Provided text:
↓↓↓
A demonstrating lawmaker was hospitalized after suffering a head wound when he fell after police kicked and hit him, colleagues said.

The gathering, organized by the Coordination for Democratic Change in Algeria, comes a week after a similar protest, which organizers said brought an estimated 10,000 people and up to 26,000 riot police onto the streets of Algiers. Officials put turnout at the previous rally at 1,500. Algeria has also been hit by numerous strikes over the past month.

Saturday's march comes as the pro-democracy fervor sweeping the Arab world is gaining ground, moving from neighboring Tunisia and Egypt, where longtime autocratic leaders were forced from power, to protests in Yemen, Bahrain and Libya.

Authorities have promised to lift a 19-year-old state of emergency — that outlaws public gatherings in the capital, Algiers — by the end of February.

Police at Saturday's demonstrations appeared to outnumber protesters in each of the groups scattered in sidestreets around May 1 square, a major roundabout. They stood in solid lines to block protesters from main avenues. Trucks with water cannons were parked nearby.

Still, by breaking up the crowd, the police managed to turn the planned march into a chaotic rally of small groups.

Opposition lawmaker Tahar Besbas, of the Rally for Culture and Democracy, RCD, party, was hospitalized with an apparent head injury after he was clubbed by police. Besbas' supporters said police refused to take him to a hospital so they called an ambulance, delaying his evacuation.

It was not immediately clear how serious Besbas' injury was.

"We want a change of the regime, not a change within the regime," said the doyen of Algeria's human rights advocates, Ali Yahia Abdenour. The former president of the Algerian League for the Defense of Human Rights was undeterred by police despite his frail health. "We want democracy, the sovereignty of the people."

Another demonstrator, 23-year-old Khalifa Lahouazi, a university student from Tizi Ouzou, east of the capital, echoed the call for sweeping changes rather than a cosmetic makeover.

"We're living an insupportable life with this system," said Lahouazi, a university student from Tizi Ouzou, in the Kabylie region 60 miles (100 kilometers) east of Algiers. "It's the departure of the system, not just Bouteflika, that we want," he said, referring to President Abdelaziz Bouteflika.

The army and its political arm, the FLN, ran Algeria for nearly three decades after independence from France, until 1989. It remains a shadowy power under Bouteflika. Critics claim the system has bred massive corruption and complaining that the nation, rich from oil and especially gas production, has failed to share the wealth.

University students and nurses are among those who have held intermittent strikes in recent weeks, joined by the unemployed. Even the richest region, around the gas fields of Hassi Messaoud, was not spared as around 500 jobless youths protested Wednesday, the daily El Watan reported.

A group of communal guards — citizens armed by the state to fight the two-decades-long Islamist insurgency — joined the protest Wednesday in front of the governor's office in Medea, around 60 miles (100 kilometers) south of Algiers to demand a variety of social benefits.

Rising food prices led to five days of riots in Algeria last month that left three people dead.

Bouteflika has promised to lift the state of emergency, which has been in place since early 1992 to combat a budding insurgency by Islamist extremists. The insurgency, which continues sporadically, has killed an estimated 200,000 people.

Bouteflika has warned, however, that a long-standing ban on protests in Algiers would remain in place, even once the state of emergency is lifted.

Foreign Minister Mourad Medelci, on a visit to Madrid, said in a French radio interview earlier this week that the protesters were only a minority.

"Algeria is not Tunisia. Algeria is not Egypt," he said in an interview with France's Europe 1 radio.

Algeria does have many of the ingredients for a popular revolt. It is riddled with corruption and has never successfully grappled with its soaring jobless rate among youth — estimated by some to be up to 42 percent — despite its oil and gas wealth.

"The people are for change, but peacefully," said sociologist Nasser Djebbi. "We have paid a high price."
↑↑↑
Exercise brief: Summarize the article on the Algiers protest in three sentences. The material after the article is separate from it.

Data provided:
↓↓↓
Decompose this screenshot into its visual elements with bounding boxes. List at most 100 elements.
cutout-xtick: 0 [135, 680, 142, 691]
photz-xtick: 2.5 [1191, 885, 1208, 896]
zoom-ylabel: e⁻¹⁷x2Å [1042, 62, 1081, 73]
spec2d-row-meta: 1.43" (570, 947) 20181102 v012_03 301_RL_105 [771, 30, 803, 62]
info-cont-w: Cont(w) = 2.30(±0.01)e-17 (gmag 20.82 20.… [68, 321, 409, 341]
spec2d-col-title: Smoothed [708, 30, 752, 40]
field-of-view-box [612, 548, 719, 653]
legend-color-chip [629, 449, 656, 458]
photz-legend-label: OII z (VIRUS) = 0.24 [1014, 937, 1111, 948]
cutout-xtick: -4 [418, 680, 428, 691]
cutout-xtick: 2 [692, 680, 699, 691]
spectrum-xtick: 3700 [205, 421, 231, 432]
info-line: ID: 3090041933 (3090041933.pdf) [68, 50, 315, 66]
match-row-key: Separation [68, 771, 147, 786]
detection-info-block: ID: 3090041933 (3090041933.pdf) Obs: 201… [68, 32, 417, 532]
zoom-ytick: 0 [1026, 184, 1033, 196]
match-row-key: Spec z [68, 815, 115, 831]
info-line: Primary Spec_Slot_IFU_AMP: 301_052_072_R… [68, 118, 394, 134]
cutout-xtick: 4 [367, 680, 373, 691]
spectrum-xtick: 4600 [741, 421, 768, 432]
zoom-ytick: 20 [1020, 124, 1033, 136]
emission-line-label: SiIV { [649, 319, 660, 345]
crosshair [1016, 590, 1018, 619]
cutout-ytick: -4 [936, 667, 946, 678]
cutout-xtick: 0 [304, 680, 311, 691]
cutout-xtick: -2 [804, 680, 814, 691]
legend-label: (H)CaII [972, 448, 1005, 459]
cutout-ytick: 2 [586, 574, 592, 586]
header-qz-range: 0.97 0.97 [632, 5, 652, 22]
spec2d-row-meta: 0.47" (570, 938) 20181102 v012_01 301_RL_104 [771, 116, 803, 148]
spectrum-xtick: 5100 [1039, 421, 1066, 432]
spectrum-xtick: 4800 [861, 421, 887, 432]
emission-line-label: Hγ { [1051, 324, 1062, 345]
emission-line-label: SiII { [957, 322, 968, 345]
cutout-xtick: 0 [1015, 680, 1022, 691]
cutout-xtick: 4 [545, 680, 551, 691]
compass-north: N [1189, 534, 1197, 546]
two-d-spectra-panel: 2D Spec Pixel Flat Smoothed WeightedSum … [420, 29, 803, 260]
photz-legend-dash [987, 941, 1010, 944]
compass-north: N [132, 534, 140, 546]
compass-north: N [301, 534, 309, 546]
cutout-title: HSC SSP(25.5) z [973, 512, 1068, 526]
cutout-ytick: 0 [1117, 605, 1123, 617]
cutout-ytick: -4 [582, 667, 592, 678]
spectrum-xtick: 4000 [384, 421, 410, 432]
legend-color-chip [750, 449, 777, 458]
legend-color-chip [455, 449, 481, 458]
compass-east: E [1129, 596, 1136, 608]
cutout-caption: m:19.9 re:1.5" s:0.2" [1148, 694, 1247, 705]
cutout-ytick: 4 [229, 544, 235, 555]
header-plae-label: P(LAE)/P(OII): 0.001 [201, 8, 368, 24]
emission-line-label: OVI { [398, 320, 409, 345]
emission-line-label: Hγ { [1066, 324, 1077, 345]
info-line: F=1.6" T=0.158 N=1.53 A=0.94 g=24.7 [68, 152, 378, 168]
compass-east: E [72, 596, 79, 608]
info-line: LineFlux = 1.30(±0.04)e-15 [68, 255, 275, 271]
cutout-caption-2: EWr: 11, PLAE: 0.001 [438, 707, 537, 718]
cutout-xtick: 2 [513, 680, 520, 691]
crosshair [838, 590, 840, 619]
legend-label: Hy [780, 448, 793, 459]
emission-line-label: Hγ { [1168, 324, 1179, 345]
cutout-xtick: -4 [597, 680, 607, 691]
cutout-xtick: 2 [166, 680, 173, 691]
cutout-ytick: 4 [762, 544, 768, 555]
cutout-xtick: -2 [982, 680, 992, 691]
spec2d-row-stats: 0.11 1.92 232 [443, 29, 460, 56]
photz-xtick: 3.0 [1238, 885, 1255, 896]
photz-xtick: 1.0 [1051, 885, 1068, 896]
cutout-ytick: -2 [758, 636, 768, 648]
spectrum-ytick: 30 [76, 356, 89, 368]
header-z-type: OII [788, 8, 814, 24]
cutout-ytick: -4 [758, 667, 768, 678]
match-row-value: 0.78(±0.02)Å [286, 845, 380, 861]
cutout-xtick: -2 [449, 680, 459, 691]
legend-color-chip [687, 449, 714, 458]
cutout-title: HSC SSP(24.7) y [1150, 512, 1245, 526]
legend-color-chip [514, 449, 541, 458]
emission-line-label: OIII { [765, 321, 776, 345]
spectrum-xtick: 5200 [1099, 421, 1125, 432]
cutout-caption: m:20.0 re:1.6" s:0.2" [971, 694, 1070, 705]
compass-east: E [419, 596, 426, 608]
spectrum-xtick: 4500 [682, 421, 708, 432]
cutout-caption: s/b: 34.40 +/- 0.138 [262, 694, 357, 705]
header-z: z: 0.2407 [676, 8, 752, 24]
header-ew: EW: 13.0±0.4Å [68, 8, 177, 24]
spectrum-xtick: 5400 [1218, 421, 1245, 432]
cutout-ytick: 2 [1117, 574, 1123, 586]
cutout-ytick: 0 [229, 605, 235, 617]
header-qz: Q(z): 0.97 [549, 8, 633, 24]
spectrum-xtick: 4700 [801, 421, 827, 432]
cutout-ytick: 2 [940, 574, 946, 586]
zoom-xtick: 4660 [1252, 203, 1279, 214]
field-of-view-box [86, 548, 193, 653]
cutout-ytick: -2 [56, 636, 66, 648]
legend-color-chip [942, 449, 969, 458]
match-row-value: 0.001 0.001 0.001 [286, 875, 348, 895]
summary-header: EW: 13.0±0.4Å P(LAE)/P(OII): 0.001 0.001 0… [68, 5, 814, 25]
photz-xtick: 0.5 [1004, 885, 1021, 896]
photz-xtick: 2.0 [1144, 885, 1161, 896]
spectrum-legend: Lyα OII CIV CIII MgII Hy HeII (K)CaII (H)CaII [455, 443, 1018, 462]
↑↑↑
Finished exercise: Police in Algiers broke up a Saturday march organized by the Coordination for Democratic Change in Algeria into scattered small groups, and opposition lawmaker Tahar Besbas was hospitalized with an apparent head injury after police clubbed him. Demonstrators called for the departure of the whole system rather than a cosmetic makeover, amid recent strikes, deadly food-price riots last month, and pro-democracy unrest spreading across the Arab world. Authorities have promised to lift the 19-year-old state of emergency by the end of February, but President Bouteflika has warned that the ban on protests in Algiers will remain.